**SET TASK:**
Reproduce the listing below character for character; drop every image.

**SUPPLIED INFORMATION:**
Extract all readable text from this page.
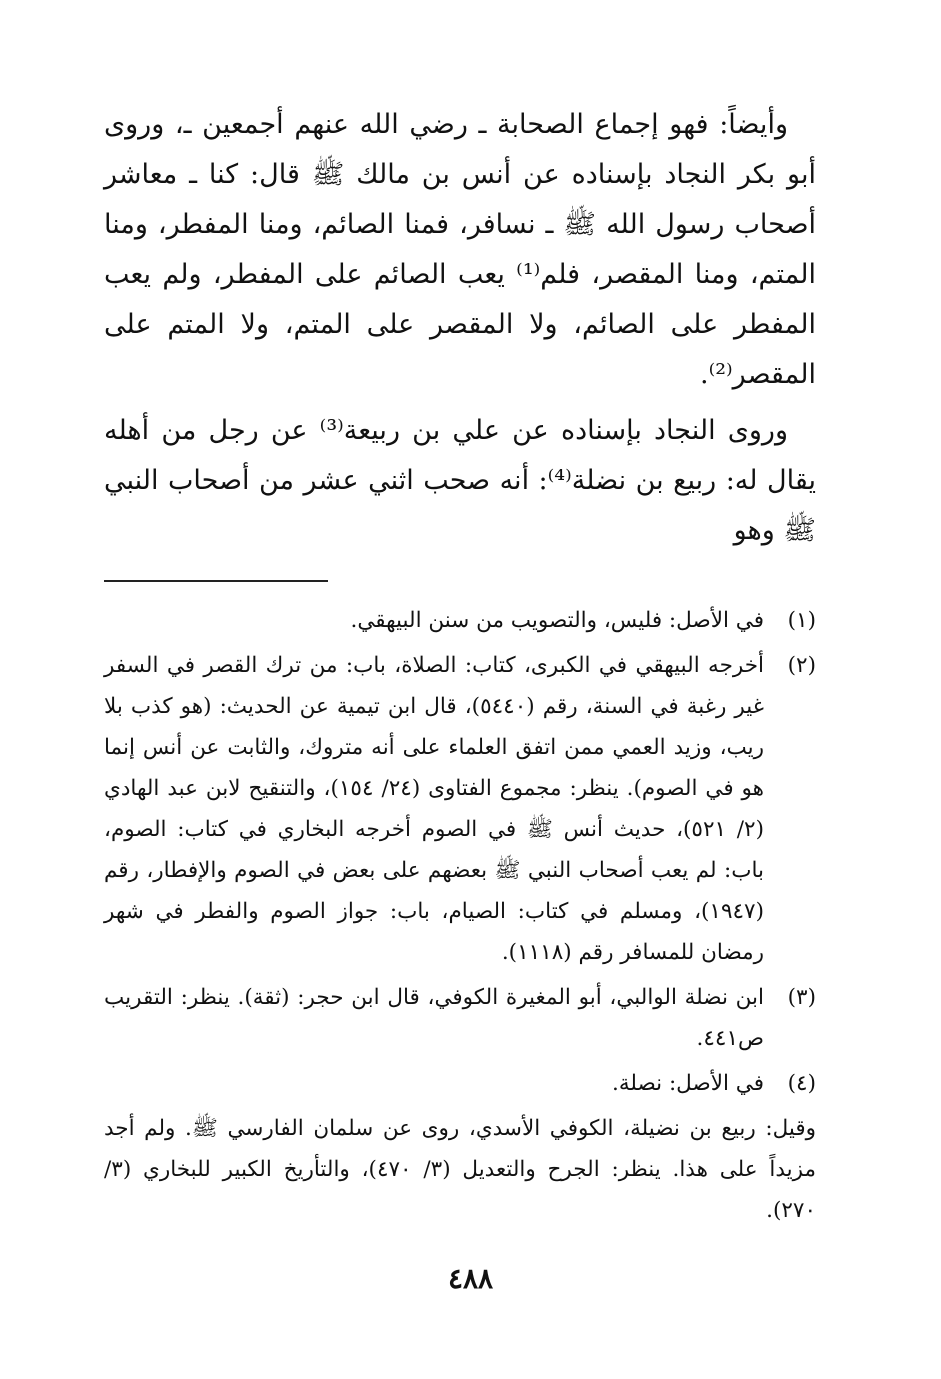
وأيضاً: فهو إجماع الصحابة ـ رضي الله عنهم أجمعين ـ، وروى أبو بكر النجاد بإسناده عن أنس بن مالك ﷺ قال: كنا ـ معاشر أصحاب رسول الله ﷺ ـ نسافر، فمنا الصائم، ومنا المفطر، ومنا المتم، ومنا المقصر، فلم⁽¹⁾ يعب الصائم على المفطر، ولم يعب المفطر على الصائم، ولا المقصر على المتم، ولا المتم على المقصر⁽²⁾.

وروى النجاد بإسناده عن علي بن ربيعة⁽³⁾ عن رجل من أهله يقال له: ربيع بن نضلة⁽⁴⁾: أنه صحب اثني عشر من أصحاب النبي ﷺ وهو

(١)
في الأصل: فليس، والتصويب من سنن البيهقي.
(٢)
أخرجه البيهقي في الكبرى، كتاب: الصلاة، باب: من ترك القصر في السفر غير رغبة في السنة، رقم (٥٤٤٠)، قال ابن تيمية عن الحديث: (هو كذب بلا ريب، وزيد العمي ممن اتفق العلماء على أنه متروك، والثابت عن أنس إنما هو في الصوم). ينظر: مجموع الفتاوى (٢٤/ ١٥٤)، والتنقيح لابن عبد الهادي (٢/ ٥٢١)، حديث أنس ﷺ في الصوم أخرجه البخاري في كتاب: الصوم، باب: لم يعب أصحاب النبي ﷺ بعضهم على بعض في الصوم والإفطار، رقم (١٩٤٧)، ومسلم في كتاب: الصيام، باب: جواز الصوم والفطر في شهر رمضان للمسافر رقم (١١١٨).
(٣)
ابن نضلة الوالبي، أبو المغيرة الكوفي، قال ابن حجر: (ثقة). ينظر: التقريب ص٤٤١.
(٤)
في الأصل: نصلة.
وقيل: ربيع بن نضيلة، الكوفي الأسدي، روى عن سلمان الفارسي ﷺ. ولم أجد مزيداً على هذا. ينظر: الجرح والتعديل (٣/ ٤٧٠)، والتأريخ الكبير للبخاري (٣/ ٢٧٠).
٤٨٨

**TASK RESULT:**
Extract all readable text from this page.
وأيضاً: فهو إجماع الصحابة ـ رضي الله عنهم أجمعين ـ، وروى أبو بكر النجاد بإسناده عن أنس بن مالك ﷺ قال: كنا ـ معاشر أصحاب رسول الله ﷺ ـ نسافر، فمنا الصائم، ومنا المفطر، ومنا المتم، ومنا المقصر، فلم⁽¹⁾ يعب الصائم على المفطر، ولم يعب المفطر على الصائم، ولا المقصر على المتم، ولا المتم على المقصر⁽²⁾.

وروى النجاد بإسناده عن علي بن ربيعة⁽³⁾ عن رجل من أهله يقال له: ربيع بن نضلة⁽⁴⁾: أنه صحب اثني عشر من أصحاب النبي ﷺ وهو

(١)
في الأصل: فليس، والتصويب من سنن البيهقي.
(٢)
أخرجه البيهقي في الكبرى، كتاب: الصلاة، باب: من ترك القصر في السفر غير رغبة في السنة، رقم (٥٤٤٠)، قال ابن تيمية عن الحديث: (هو كذب بلا ريب، وزيد العمي ممن اتفق العلماء على أنه متروك، والثابت عن أنس إنما هو في الصوم). ينظر: مجموع الفتاوى (٢٤/ ١٥٤)، والتنقيح لابن عبد الهادي (٢/ ٥٢١)، حديث أنس ﷺ في الصوم أخرجه البخاري في كتاب: الصوم، باب: لم يعب أصحاب النبي ﷺ بعضهم على بعض في الصوم والإفطار، رقم (١٩٤٧)، ومسلم في كتاب: الصيام، باب: جواز الصوم والفطر في شهر رمضان للمسافر رقم (١١١٨).
(٣)
ابن نضلة الوالبي، أبو المغيرة الكوفي، قال ابن حجر: (ثقة). ينظر: التقريب ص٤٤١.
(٤)
في الأصل: نصلة.
وقيل: ربيع بن نضيلة، الكوفي الأسدي، روى عن سلمان الفارسي ﷺ. ولم أجد مزيداً على هذا. ينظر: الجرح والتعديل (٣/ ٤٧٠)، والتأريخ الكبير للبخاري (٣/ ٢٧٠).
٤٨٨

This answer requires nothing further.